■ Task goal ■
Return the count of lines that hold the string "xlabel", with no other words.

■ Information supplied ■
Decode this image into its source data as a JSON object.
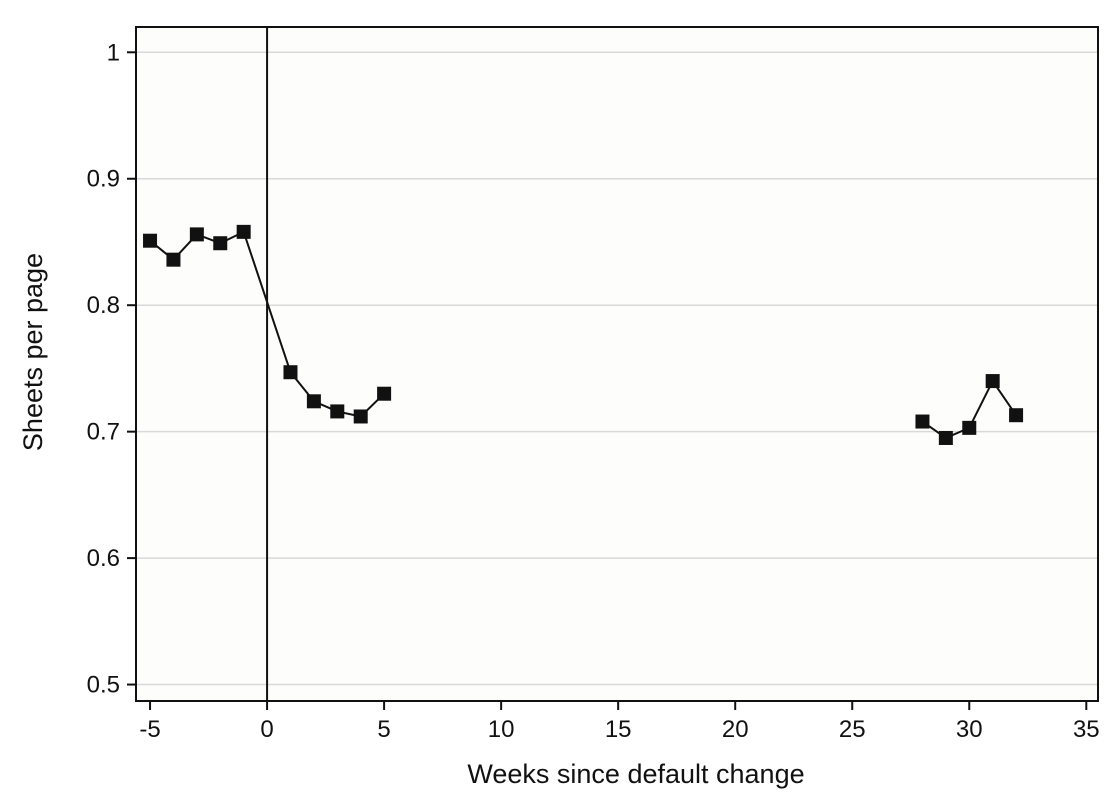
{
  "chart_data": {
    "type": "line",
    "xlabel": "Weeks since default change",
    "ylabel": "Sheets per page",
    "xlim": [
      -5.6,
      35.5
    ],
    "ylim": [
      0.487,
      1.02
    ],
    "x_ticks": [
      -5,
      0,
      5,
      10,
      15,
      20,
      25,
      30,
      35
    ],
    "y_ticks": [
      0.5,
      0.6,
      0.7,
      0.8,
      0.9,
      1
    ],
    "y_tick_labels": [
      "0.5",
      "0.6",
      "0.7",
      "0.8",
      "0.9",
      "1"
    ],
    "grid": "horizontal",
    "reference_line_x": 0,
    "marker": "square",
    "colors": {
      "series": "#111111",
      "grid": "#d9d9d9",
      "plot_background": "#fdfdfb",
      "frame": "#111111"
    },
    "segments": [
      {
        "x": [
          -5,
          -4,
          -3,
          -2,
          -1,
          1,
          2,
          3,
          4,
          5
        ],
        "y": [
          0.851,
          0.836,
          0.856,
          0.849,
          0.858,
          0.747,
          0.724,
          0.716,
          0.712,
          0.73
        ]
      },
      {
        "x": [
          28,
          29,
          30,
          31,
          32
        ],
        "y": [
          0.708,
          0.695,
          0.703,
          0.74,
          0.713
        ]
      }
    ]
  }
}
...
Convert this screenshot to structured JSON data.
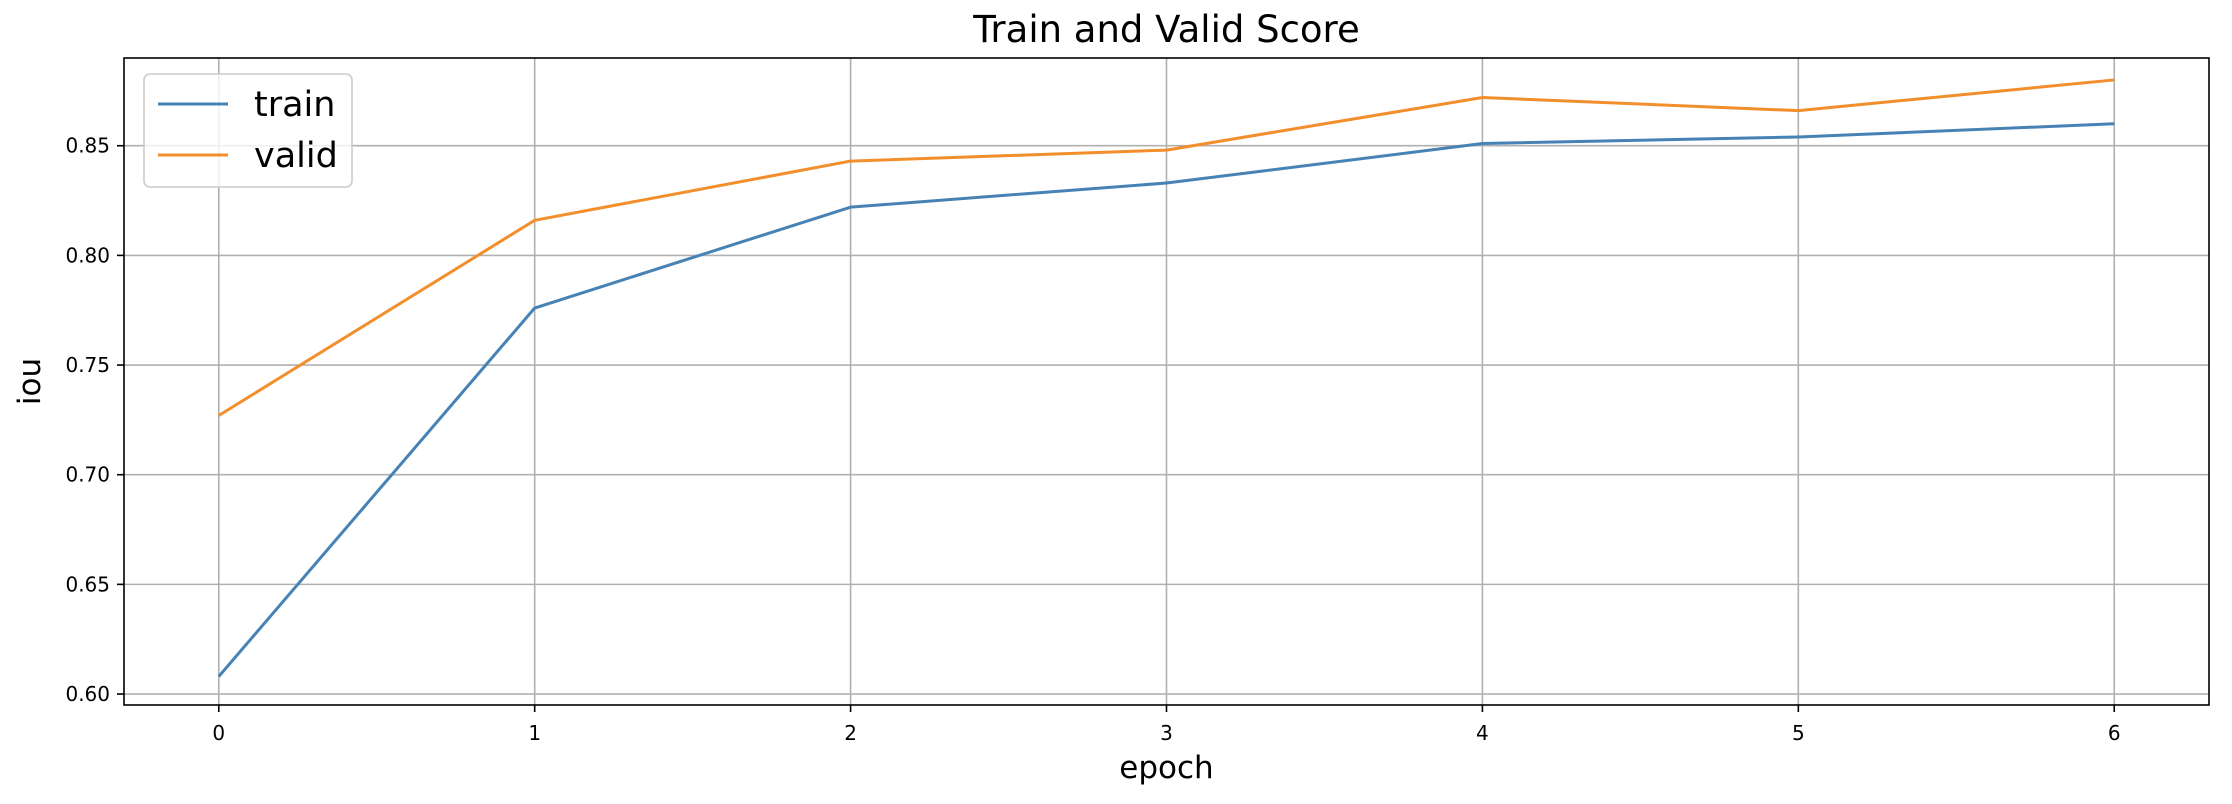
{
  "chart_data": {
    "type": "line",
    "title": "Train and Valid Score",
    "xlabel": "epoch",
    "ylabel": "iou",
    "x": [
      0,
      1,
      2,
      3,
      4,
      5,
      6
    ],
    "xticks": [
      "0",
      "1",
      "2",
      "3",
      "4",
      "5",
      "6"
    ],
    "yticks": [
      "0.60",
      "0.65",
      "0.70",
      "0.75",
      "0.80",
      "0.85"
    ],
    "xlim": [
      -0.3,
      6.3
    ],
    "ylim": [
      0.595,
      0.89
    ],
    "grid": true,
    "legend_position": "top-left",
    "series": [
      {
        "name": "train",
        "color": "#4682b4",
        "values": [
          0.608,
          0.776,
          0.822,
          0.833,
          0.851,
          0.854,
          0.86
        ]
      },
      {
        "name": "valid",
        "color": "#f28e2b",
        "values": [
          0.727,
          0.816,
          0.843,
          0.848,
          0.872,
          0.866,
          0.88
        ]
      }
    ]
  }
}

■ Written response ■
2